**Short exercise:**
Skip all pictures, then print the remaining material exactly.
─── Task material
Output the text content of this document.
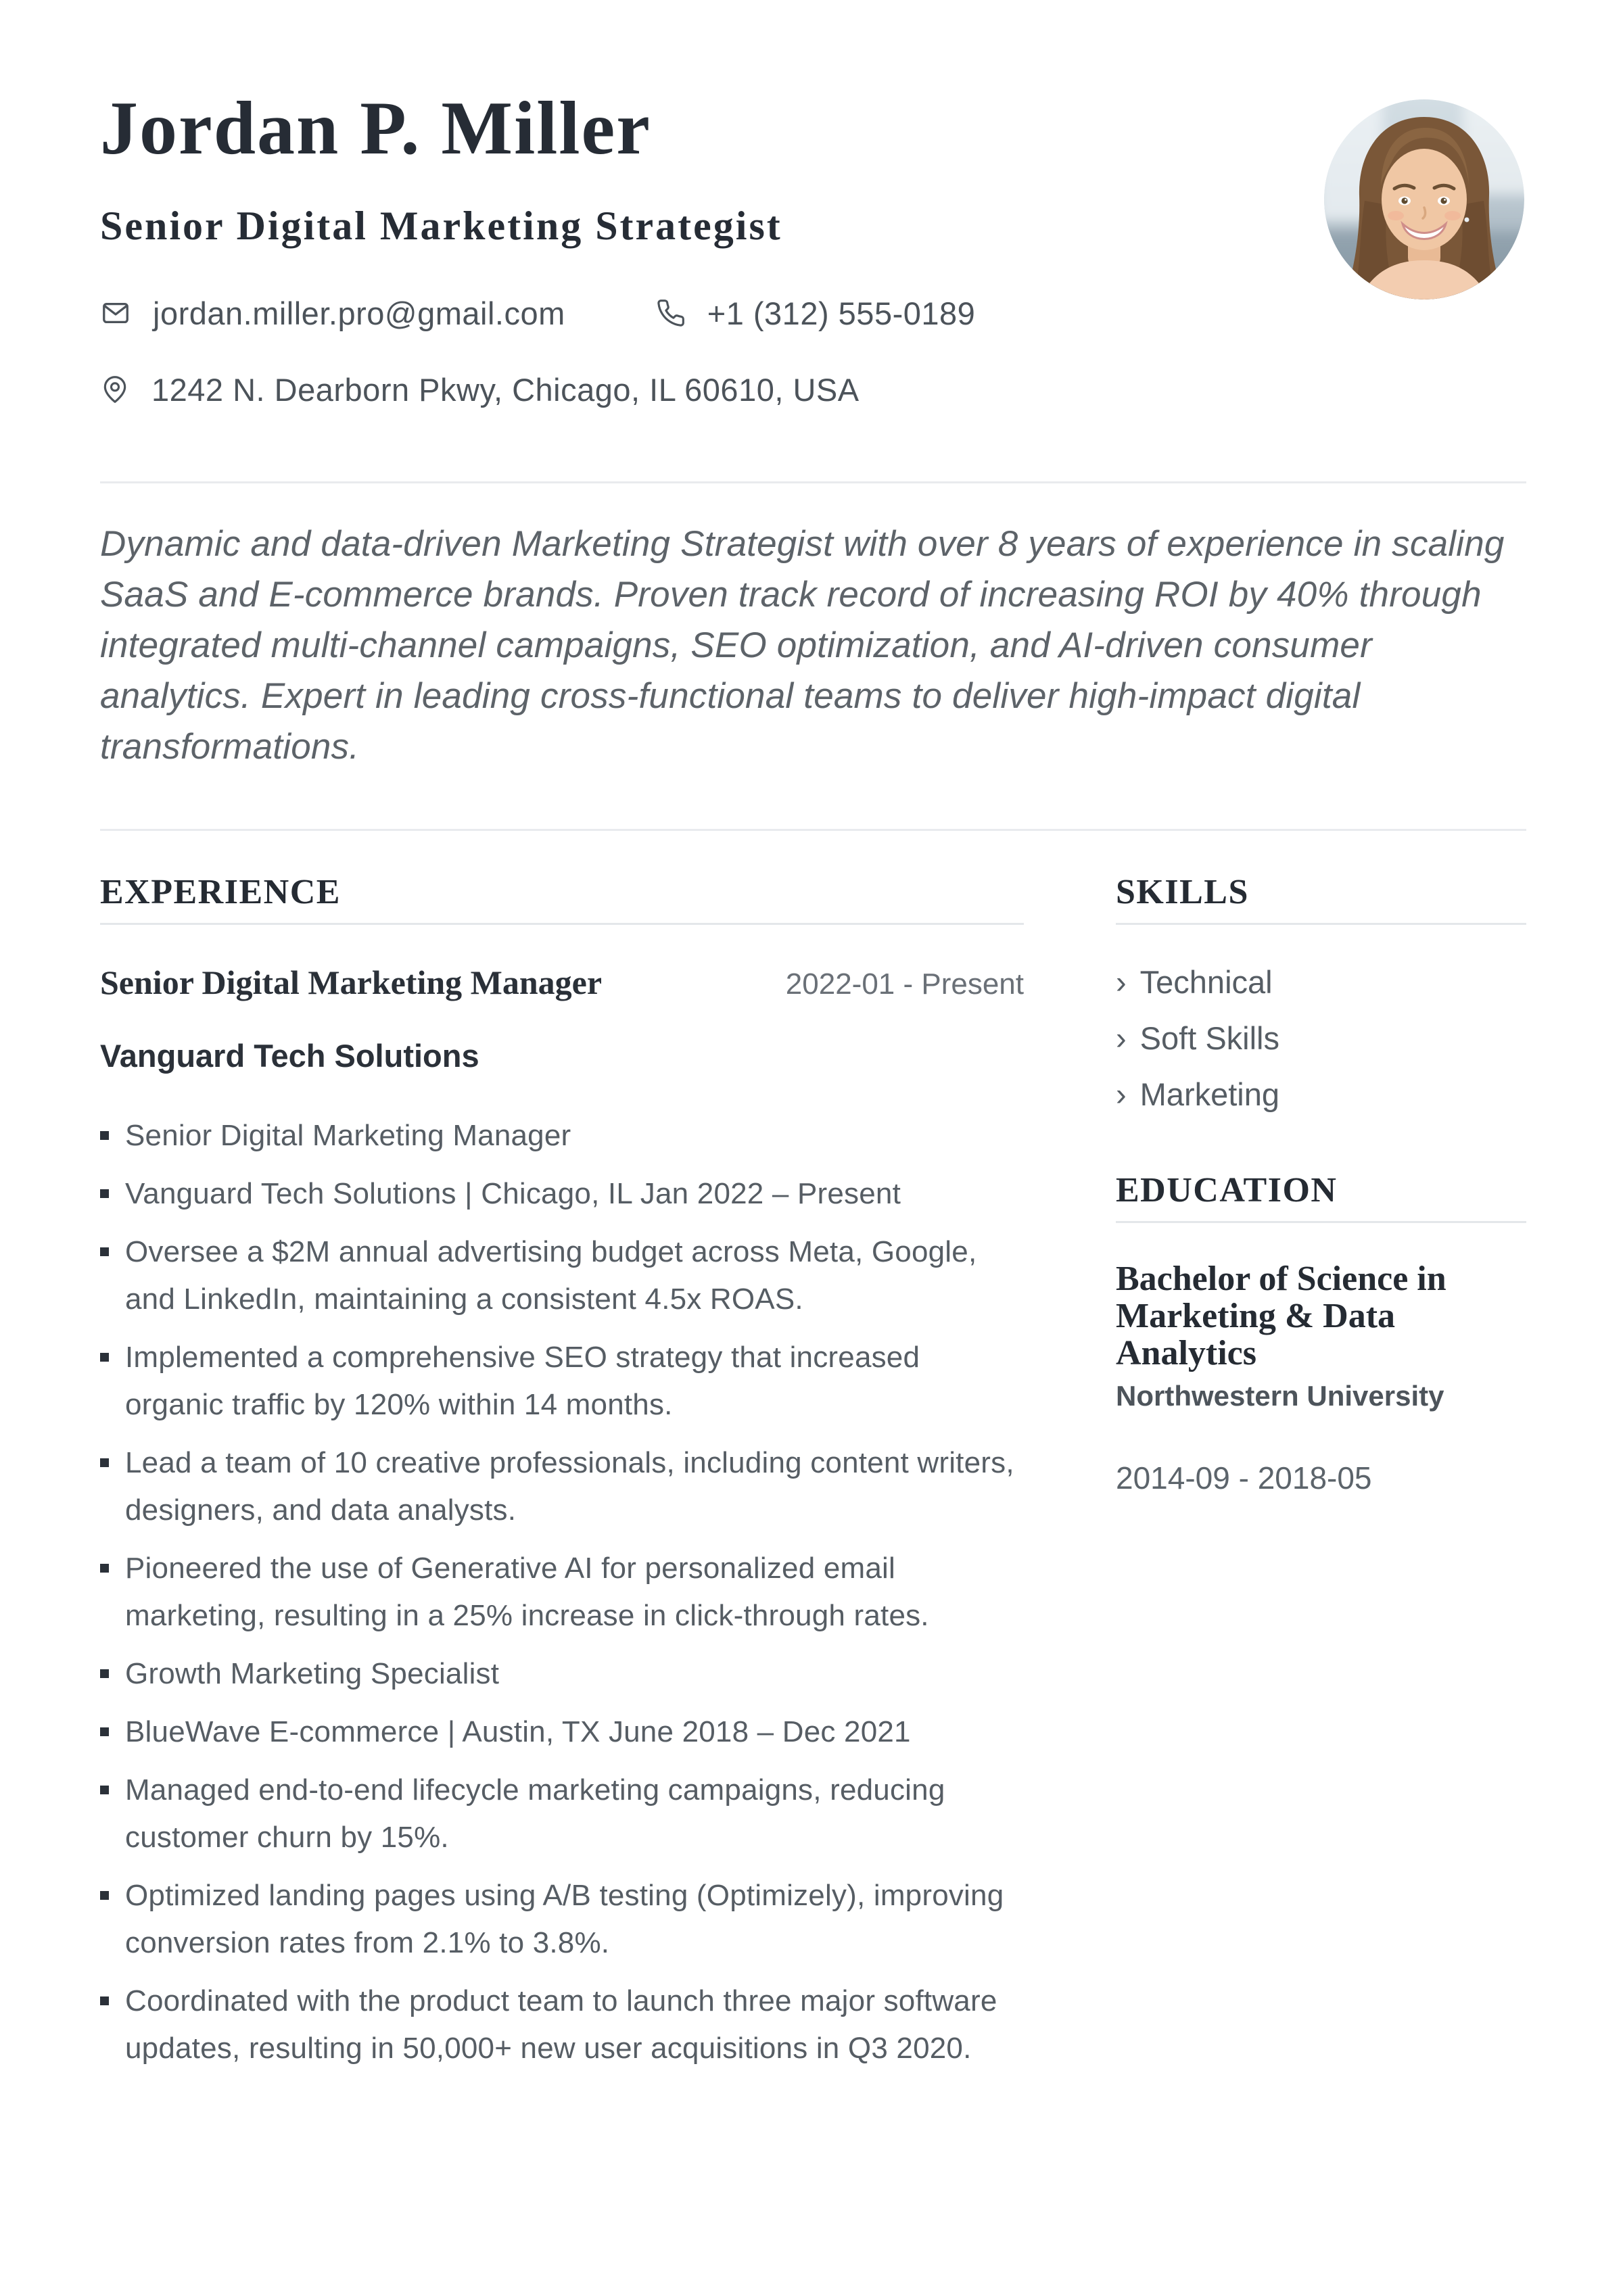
Jordan P. Miller
Senior Digital Marketing Strategist
jordan.miller.pro@gmail.com	+1 (312) 555-0189
1242 N. Dearborn Pkwy, Chicago, IL 60610, USA
Dynamic and data-driven Marketing Strategist with over 8 years of experience in scaling SaaS and E-commerce brands. Proven track record of increasing ROI by 40% through integrated multi-channel campaigns, SEO optimization, and AI-driven consumer analytics. Expert in leading cross-functional teams to deliver high-impact digital transformations.
EXPERIENCE
Senior Digital Marketing Manager	2022-01 - Present
Vanguard Tech Solutions
Senior Digital Marketing Manager
Vanguard Tech Solutions | Chicago, IL Jan 2022 – Present
Oversee a $2M annual advertising budget across Meta, Google, and LinkedIn, maintaining a consistent 4.5x ROAS.
Implemented a comprehensive SEO strategy that increased organic traffic by 120% within 14 months.
Lead a team of 10 creative professionals, including content writers, designers, and data analysts.
Pioneered the use of Generative AI for personalized email marketing, resulting in a 25% increase in click-through rates.
Growth Marketing Specialist
BlueWave E-commerce | Austin, TX June 2018 – Dec 2021
Managed end-to-end lifecycle marketing campaigns, reducing customer churn by 15%.
Optimized landing pages using A/B testing (Optimizely), improving conversion rates from 2.1% to 3.8%.
Coordinated with the product team to launch three major software updates, resulting in 50,000+ new user acquisitions in Q3 2020.
SKILLS
› Technical
› Soft Skills
› Marketing
EDUCATION
Bachelor of Science in Marketing & Data Analytics
Northwestern University
2014-09 - 2018-05
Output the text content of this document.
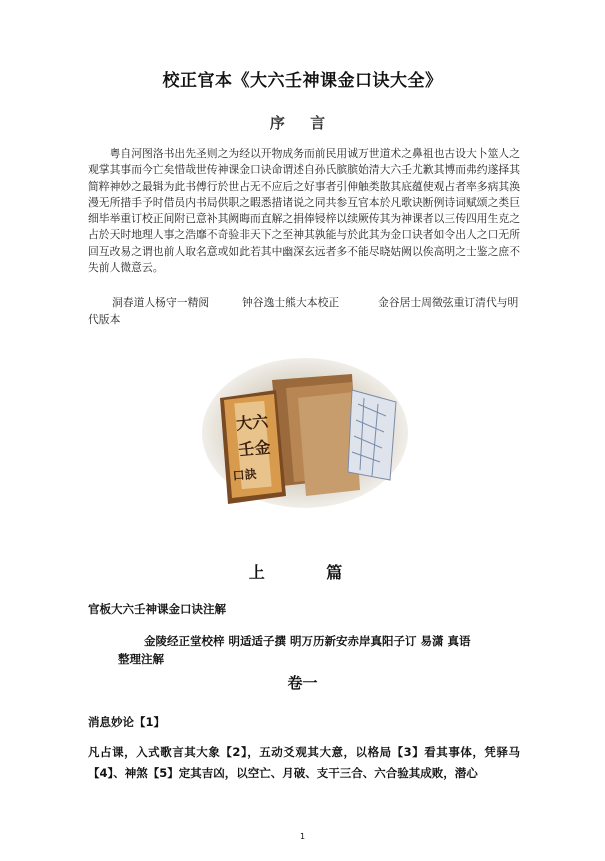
校正官本《大六壬神课金口诀大全》
序 言

粤自河图洛书出先圣则之为经以开物成务而前民用诚万世道术之鼻祖也古设大卜筮人之观掌其事而今亡矣惜哉世传神课金口诀命谓述自孙氏膑膑始清大六壬尤歉其博而弗约遂择其简粹神妙之最辑为此书傅行於世占无不应后之好事者引伸触类散其底蕴使观占者率多病其涣漫无所措手予时借员内书局供职之暇悉措诸说之同共参互官本於凡歌诀断例诗词赋颂之类巨细毕举重订校正间附已意补其阙晦而直解之捐俸锓梓以续厥传其为神课者以三传四用生克之占於天时地理人事之浩靡不奇验非天下之至神其孰能与於此其为金口诀者如令出人之口无所回互改易之谓也前人取名意或如此若其中幽深玄远者多不能尽晓姑阙以俟高明之士鉴之庶不失前人微意云。

洞春道人杨守一精阅	钟谷逸士熊大本校正	金谷居士周徵弦重订清代与明代版本
大六
壬金
口訣
上 篇
官板大六壬神课金口诀注解

金陵经正堂校梓 明适适子撰 明万历新安赤岸真阳子订 易潇 真语整理注解

卷一
消息妙论【1】

凡占课，入式歌言其大象【2】，五动爻观其大意，以格局【3】看其事体，凭驿马【4】、神煞【5】定其吉凶，以空亡、月破、支干三合、六合验其成败，潜心

1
──────
**Correct output:**
Output the text content of this document.
Jordan P. Miller
Senior Digital Marketing Strategist
jordan.miller.pro@gmail.com	+1 (312) 555-0189
1242 N. Dearborn Pkwy, Chicago, IL 60610, USA
Dynamic and data-driven Marketing Strategist with over 8 years of experience in scaling SaaS and E-commerce brands. Proven track record of increasing ROI by 40% through integrated multi-channel campaigns, SEO optimization, and AI-driven consumer analytics. Expert in leading cross-functional teams to deliver high-impact digital transformations.
EXPERIENCE
Senior Digital Marketing Manager	2022-01 - Present
Vanguard Tech Solutions
Senior Digital Marketing Manager
Vanguard Tech Solutions | Chicago, IL Jan 2022 – Present
Oversee a $2M annual advertising budget across Meta, Google, and LinkedIn, maintaining a consistent 4.5x ROAS.
Implemented a comprehensive SEO strategy that increased organic traffic by 120% within 14 months.
Lead a team of 10 creative professionals, including content writers, designers, and data analysts.
Pioneered the use of Generative AI for personalized email marketing, resulting in a 25% increase in click-through rates.
Growth Marketing Specialist
BlueWave E-commerce | Austin, TX June 2018 – Dec 2021
Managed end-to-end lifecycle marketing campaigns, reducing customer churn by 15%.
Optimized landing pages using A/B testing (Optimizely), improving conversion rates from 2.1% to 3.8%.
Coordinated with the product team to launch three major software updates, resulting in 50,000+ new user acquisitions in Q3 2020.
SKILLS
› Technical
› Soft Skills
› Marketing
EDUCATION
Bachelor of Science in Marketing & Data Analytics
Northwestern University
2014-09 - 2018-05
Output the text content of this document.
校正官本《大六壬神课金口诀大全》
序 言

粤自河图洛书出先圣则之为经以开物成务而前民用诚万世道术之鼻祖也古设大卜筮人之观掌其事而今亡矣惜哉世传神课金口诀命谓述自孙氏膑膑始清大六壬尤歉其博而弗约遂择其简粹神妙之最辑为此书傅行於世占无不应后之好事者引伸触类散其底蕴使观占者率多病其涣漫无所措手予时借员内书局供职之暇悉措诸说之同共参互官本於凡歌诀断例诗词赋颂之类巨细毕举重订校正间附已意补其阙晦而直解之捐俸锓梓以续厥传其为神课者以三传四用生克之占於天时地理人事之浩靡不奇验非天下之至神其孰能与於此其为金口诀者如令出人之口无所回互改易之谓也前人取名意或如此若其中幽深玄远者多不能尽晓姑阙以俟高明之士鉴之庶不失前人微意云。

洞春道人杨守一精阅	钟谷逸士熊大本校正	金谷居士周徵弦重订清代与明代版本
大六
壬金
口訣
上 篇
官板大六壬神课金口诀注解

金陵经正堂校梓 明适适子撰 明万历新安赤岸真阳子订 易潇 真语整理注解

卷一
消息妙论【1】

凡占课，入式歌言其大象【2】，五动爻观其大意，以格局【3】看其事体，凭驿马【4】、神煞【5】定其吉凶，以空亡、月破、支干三合、六合验其成败，潜心

1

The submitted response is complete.